▶ **What is expected**
Output all lines exactly.

▶ **Input rows**

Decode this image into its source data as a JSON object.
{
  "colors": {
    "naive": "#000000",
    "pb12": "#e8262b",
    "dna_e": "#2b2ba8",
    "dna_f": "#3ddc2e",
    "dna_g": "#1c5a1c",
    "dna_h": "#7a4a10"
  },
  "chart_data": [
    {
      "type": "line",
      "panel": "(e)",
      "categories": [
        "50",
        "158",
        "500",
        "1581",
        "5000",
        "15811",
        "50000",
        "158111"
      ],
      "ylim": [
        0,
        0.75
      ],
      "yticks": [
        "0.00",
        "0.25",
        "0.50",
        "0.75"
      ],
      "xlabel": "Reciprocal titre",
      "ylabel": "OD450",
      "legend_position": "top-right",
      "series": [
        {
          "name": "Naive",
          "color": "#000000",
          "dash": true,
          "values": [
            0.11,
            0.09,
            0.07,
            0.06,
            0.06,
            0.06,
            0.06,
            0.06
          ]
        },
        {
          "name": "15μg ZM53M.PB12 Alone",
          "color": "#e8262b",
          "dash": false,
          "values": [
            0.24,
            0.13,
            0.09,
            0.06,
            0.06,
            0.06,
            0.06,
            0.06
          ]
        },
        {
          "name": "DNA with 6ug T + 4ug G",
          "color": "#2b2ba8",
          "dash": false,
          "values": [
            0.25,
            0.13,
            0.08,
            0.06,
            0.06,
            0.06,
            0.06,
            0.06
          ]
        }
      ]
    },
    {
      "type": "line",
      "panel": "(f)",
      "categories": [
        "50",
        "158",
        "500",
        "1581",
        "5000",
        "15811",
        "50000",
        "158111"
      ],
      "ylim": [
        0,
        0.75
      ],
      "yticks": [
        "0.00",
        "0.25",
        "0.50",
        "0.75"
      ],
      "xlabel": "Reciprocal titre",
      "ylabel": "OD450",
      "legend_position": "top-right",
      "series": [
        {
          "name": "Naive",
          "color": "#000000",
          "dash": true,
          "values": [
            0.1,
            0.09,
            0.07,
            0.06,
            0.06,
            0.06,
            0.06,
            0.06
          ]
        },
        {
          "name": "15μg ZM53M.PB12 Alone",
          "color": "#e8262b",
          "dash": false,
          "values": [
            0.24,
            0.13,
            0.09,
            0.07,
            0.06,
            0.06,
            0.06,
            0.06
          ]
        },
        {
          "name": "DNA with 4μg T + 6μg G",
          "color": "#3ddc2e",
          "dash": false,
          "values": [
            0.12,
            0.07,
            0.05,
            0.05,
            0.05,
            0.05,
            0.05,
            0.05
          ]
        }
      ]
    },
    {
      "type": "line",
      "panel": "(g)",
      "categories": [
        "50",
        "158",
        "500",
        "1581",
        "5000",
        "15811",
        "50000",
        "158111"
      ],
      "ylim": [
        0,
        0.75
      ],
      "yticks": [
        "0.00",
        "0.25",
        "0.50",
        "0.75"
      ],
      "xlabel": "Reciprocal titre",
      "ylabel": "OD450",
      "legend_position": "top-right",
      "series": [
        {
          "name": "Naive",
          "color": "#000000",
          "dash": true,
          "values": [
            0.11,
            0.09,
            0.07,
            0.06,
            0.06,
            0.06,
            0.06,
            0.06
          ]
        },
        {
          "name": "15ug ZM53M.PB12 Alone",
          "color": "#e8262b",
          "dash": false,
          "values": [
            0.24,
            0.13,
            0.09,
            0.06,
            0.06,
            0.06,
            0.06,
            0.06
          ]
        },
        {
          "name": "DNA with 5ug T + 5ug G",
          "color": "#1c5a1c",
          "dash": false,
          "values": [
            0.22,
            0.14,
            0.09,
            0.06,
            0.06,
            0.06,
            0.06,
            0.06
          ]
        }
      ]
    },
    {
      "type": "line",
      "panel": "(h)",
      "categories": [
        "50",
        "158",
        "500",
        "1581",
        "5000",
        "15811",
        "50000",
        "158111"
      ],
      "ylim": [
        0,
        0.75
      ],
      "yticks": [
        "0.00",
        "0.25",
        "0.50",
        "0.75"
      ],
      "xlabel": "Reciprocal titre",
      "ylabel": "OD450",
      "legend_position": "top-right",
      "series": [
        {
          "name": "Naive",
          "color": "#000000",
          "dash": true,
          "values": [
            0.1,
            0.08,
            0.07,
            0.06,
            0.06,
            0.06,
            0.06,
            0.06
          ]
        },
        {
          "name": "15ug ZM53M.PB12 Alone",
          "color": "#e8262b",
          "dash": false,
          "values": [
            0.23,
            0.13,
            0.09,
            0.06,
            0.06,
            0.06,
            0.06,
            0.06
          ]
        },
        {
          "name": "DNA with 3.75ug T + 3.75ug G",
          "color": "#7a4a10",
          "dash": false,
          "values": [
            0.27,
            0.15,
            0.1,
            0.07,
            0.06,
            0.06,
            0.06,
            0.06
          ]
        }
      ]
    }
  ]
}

▶ **The solution**
Decode this image into its source data as a JSON object.
{
  "colors": {
    "naive": "#000000",
    "pb12": "#e8262b",
    "dna_e": "#2b2ba8",
    "dna_f": "#3ddc2e",
    "dna_g": "#1c5a1c",
    "dna_h": "#7a4a10"
  },
  "chart_data": [
    {
      "type": "line",
      "panel": "(e)",
      "categories": [
        "50",
        "158",
        "500",
        "1581",
        "5000",
        "15811",
        "50000",
        "158111"
      ],
      "ylim": [
        0,
        0.75
      ],
      "yticks": [
        "0.00",
        "0.25",
        "0.50",
        "0.75"
      ],
      "xlabel": "Reciprocal titre",
      "ylabel": "OD450",
      "legend_position": "top-right",
      "series": [
        {
          "name": "Naive",
          "color": "#000000",
          "dash": true,
          "values": [
            0.11,
            0.09,
            0.07,
            0.06,
            0.06,
            0.06,
            0.06,
            0.06
          ]
        },
        {
          "name": "15μg ZM53M.PB12 Alone",
          "color": "#e8262b",
          "dash": false,
          "values": [
            0.24,
            0.13,
            0.09,
            0.06,
            0.06,
            0.06,
            0.06,
            0.06
          ]
        },
        {
          "name": "DNA with 6ug T + 4ug G",
          "color": "#2b2ba8",
          "dash": false,
          "values": [
            0.25,
            0.13,
            0.08,
            0.06,
            0.06,
            0.06,
            0.06,
            0.06
          ]
        }
      ]
    },
    {
      "type": "line",
      "panel": "(f)",
      "categories": [
        "50",
        "158",
        "500",
        "1581",
        "5000",
        "15811",
        "50000",
        "158111"
      ],
      "ylim": [
        0,
        0.75
      ],
      "yticks": [
        "0.00",
        "0.25",
        "0.50",
        "0.75"
      ],
      "xlabel": "Reciprocal titre",
      "ylabel": "OD450",
      "legend_position": "top-right",
      "series": [
        {
          "name": "Naive",
          "color": "#000000",
          "dash": true,
          "values": [
            0.1,
            0.09,
            0.07,
            0.06,
            0.06,
            0.06,
            0.06,
            0.06
          ]
        },
        {
          "name": "15μg ZM53M.PB12 Alone",
          "color": "#e8262b",
          "dash": false,
          "values": [
            0.24,
            0.13,
            0.09,
            0.07,
            0.06,
            0.06,
            0.06,
            0.06
          ]
        },
        {
          "name": "DNA with 4μg T + 6μg G",
          "color": "#3ddc2e",
          "dash": false,
          "values": [
            0.12,
            0.07,
            0.05,
            0.05,
            0.05,
            0.05,
            0.05,
            0.05
          ]
        }
      ]
    },
    {
      "type": "line",
      "panel": "(g)",
      "categories": [
        "50",
        "158",
        "500",
        "1581",
        "5000",
        "15811",
        "50000",
        "158111"
      ],
      "ylim": [
        0,
        0.75
      ],
      "yticks": [
        "0.00",
        "0.25",
        "0.50",
        "0.75"
      ],
      "xlabel": "Reciprocal titre",
      "ylabel": "OD450",
      "legend_position": "top-right",
      "series": [
        {
          "name": "Naive",
          "color": "#000000",
          "dash": true,
          "values": [
            0.11,
            0.09,
            0.07,
            0.06,
            0.06,
            0.06,
            0.06,
            0.06
          ]
        },
        {
          "name": "15ug ZM53M.PB12 Alone",
          "color": "#e8262b",
          "dash": false,
          "values": [
            0.24,
            0.13,
            0.09,
            0.06,
            0.06,
            0.06,
            0.06,
            0.06
          ]
        },
        {
          "name": "DNA with 5ug T + 5ug G",
          "color": "#1c5a1c",
          "dash": false,
          "values": [
            0.22,
            0.14,
            0.09,
            0.06,
            0.06,
            0.06,
            0.06,
            0.06
          ]
        }
      ]
    },
    {
      "type": "line",
      "panel": "(h)",
      "categories": [
        "50",
        "158",
        "500",
        "1581",
        "5000",
        "15811",
        "50000",
        "158111"
      ],
      "ylim": [
        0,
        0.75
      ],
      "yticks": [
        "0.00",
        "0.25",
        "0.50",
        "0.75"
      ],
      "xlabel": "Reciprocal titre",
      "ylabel": "OD450",
      "legend_position": "top-right",
      "series": [
        {
          "name": "Naive",
          "color": "#000000",
          "dash": true,
          "values": [
            0.1,
            0.08,
            0.07,
            0.06,
            0.06,
            0.06,
            0.06,
            0.06
          ]
        },
        {
          "name": "15ug ZM53M.PB12 Alone",
          "color": "#e8262b",
          "dash": false,
          "values": [
            0.23,
            0.13,
            0.09,
            0.06,
            0.06,
            0.06,
            0.06,
            0.06
          ]
        },
        {
          "name": "DNA with 3.75ug T + 3.75ug G",
          "color": "#7a4a10",
          "dash": false,
          "values": [
            0.27,
            0.15,
            0.1,
            0.07,
            0.06,
            0.06,
            0.06,
            0.06
          ]
        }
      ]
    }
  ]
}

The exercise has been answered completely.